## Objective
Copy out word for word every line from the start of the lines down to the one containing "paperclip-icon xyxy=(85,886,130,933)", including that line.

Element and box listings:
--------------------------------

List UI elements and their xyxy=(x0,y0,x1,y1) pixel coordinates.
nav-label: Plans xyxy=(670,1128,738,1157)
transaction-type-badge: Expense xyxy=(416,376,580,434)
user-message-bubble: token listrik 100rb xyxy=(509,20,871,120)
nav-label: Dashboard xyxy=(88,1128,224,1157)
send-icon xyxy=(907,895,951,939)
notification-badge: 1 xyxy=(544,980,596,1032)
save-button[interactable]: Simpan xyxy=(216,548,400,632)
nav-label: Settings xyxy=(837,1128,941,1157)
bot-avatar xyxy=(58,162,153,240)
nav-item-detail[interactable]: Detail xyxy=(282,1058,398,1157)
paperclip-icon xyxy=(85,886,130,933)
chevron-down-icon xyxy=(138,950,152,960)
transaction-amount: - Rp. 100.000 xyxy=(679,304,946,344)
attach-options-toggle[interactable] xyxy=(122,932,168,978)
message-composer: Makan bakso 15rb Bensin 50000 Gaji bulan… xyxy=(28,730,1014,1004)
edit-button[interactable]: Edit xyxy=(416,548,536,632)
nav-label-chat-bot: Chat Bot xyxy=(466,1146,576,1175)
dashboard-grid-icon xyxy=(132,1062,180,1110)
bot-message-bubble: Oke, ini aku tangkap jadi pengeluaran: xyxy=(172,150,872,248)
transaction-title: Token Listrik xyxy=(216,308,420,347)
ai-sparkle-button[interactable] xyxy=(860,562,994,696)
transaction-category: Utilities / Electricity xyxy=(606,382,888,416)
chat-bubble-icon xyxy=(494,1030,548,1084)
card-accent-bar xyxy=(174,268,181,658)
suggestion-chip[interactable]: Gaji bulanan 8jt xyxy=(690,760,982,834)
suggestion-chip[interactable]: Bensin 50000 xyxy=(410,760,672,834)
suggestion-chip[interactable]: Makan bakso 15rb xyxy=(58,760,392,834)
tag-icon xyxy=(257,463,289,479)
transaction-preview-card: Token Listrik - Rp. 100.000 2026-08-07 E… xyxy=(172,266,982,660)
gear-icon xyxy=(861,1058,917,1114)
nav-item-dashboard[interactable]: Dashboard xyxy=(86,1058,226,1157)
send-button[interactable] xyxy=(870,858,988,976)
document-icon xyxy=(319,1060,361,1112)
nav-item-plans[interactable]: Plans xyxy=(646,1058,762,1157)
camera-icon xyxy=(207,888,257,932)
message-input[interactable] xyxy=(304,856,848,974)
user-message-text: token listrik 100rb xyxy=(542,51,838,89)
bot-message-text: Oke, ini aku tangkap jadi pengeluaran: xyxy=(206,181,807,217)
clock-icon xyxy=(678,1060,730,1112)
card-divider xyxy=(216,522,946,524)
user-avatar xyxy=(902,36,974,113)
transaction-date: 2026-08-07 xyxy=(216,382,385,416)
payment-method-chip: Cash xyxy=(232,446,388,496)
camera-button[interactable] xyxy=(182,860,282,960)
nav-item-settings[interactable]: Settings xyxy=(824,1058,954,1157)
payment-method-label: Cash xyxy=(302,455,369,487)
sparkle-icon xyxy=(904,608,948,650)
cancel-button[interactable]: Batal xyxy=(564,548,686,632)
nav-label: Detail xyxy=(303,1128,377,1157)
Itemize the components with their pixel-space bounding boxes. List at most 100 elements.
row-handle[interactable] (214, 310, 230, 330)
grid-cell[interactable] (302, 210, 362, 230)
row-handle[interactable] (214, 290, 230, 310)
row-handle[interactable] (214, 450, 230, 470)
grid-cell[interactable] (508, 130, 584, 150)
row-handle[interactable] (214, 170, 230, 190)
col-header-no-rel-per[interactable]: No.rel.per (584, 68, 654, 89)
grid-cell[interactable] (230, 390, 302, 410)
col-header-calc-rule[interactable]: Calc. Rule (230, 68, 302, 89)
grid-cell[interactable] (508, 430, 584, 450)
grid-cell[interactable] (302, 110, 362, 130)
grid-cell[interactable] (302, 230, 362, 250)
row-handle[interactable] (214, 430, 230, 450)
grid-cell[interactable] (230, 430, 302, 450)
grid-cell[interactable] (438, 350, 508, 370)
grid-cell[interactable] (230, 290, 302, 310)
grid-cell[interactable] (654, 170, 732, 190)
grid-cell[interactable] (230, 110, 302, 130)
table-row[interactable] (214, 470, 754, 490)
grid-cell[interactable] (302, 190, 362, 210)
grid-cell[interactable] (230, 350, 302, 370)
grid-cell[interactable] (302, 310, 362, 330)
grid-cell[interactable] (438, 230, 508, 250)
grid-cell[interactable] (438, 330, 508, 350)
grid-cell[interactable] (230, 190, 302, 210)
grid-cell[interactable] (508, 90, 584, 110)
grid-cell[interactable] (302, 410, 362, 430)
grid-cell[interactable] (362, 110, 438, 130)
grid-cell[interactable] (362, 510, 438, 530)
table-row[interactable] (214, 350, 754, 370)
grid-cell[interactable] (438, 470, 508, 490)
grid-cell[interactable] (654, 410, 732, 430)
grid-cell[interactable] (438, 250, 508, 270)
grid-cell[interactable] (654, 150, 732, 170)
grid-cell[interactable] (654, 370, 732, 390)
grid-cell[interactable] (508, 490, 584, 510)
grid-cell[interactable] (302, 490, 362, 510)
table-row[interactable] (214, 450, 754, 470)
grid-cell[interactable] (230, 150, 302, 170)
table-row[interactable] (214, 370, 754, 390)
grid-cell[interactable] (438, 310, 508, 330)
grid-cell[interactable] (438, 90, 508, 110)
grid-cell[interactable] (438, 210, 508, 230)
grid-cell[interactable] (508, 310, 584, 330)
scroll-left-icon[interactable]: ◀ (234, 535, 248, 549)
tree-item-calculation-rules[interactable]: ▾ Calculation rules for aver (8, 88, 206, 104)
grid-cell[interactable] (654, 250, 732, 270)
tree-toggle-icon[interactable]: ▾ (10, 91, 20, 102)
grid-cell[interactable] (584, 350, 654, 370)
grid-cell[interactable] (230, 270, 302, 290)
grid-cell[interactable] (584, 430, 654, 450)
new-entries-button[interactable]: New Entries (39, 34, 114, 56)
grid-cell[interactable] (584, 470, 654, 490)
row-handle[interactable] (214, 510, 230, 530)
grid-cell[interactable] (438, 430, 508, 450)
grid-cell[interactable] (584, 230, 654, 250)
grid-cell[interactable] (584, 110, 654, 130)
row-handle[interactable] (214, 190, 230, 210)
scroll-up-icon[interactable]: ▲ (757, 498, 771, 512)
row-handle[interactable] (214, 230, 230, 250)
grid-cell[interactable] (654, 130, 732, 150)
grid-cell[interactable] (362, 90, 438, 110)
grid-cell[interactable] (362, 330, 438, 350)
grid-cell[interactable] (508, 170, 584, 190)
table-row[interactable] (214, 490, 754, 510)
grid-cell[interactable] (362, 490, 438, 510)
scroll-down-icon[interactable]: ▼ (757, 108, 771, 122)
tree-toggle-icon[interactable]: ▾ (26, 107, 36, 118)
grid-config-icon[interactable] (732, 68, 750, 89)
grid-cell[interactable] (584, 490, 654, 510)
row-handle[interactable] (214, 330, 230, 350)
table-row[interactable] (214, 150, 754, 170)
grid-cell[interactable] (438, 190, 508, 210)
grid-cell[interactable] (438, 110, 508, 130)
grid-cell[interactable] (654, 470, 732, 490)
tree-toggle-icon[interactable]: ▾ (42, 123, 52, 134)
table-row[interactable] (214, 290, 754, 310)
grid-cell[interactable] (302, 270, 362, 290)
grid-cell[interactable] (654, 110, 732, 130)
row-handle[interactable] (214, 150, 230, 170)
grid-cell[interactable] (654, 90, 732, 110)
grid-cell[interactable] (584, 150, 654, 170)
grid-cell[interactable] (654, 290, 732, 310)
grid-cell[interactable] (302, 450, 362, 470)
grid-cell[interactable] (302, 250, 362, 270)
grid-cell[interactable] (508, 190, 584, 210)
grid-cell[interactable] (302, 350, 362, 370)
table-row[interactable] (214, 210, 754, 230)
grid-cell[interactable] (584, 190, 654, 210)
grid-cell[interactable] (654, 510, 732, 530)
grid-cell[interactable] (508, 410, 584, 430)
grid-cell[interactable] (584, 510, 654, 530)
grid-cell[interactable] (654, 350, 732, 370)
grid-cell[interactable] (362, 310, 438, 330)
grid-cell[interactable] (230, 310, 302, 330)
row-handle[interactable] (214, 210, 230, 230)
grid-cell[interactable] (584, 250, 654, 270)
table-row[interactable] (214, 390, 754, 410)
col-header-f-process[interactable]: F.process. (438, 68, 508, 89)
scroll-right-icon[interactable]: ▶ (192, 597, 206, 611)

--------------------------------

## The result
List UI elements and their xyxy=(x0,y0,x1,y1) pixel coordinates.
nav-label: Plans xyxy=(670,1128,738,1157)
transaction-type-badge: Expense xyxy=(416,376,580,434)
user-message-bubble: token listrik 100rb xyxy=(509,20,871,120)
nav-label: Dashboard xyxy=(88,1128,224,1157)
send-icon xyxy=(907,895,951,939)
notification-badge: 1 xyxy=(544,980,596,1032)
save-button[interactable]: Simpan xyxy=(216,548,400,632)
nav-label: Settings xyxy=(837,1128,941,1157)
bot-avatar xyxy=(58,162,153,240)
nav-item-detail[interactable]: Detail xyxy=(282,1058,398,1157)
paperclip-icon xyxy=(85,886,130,933)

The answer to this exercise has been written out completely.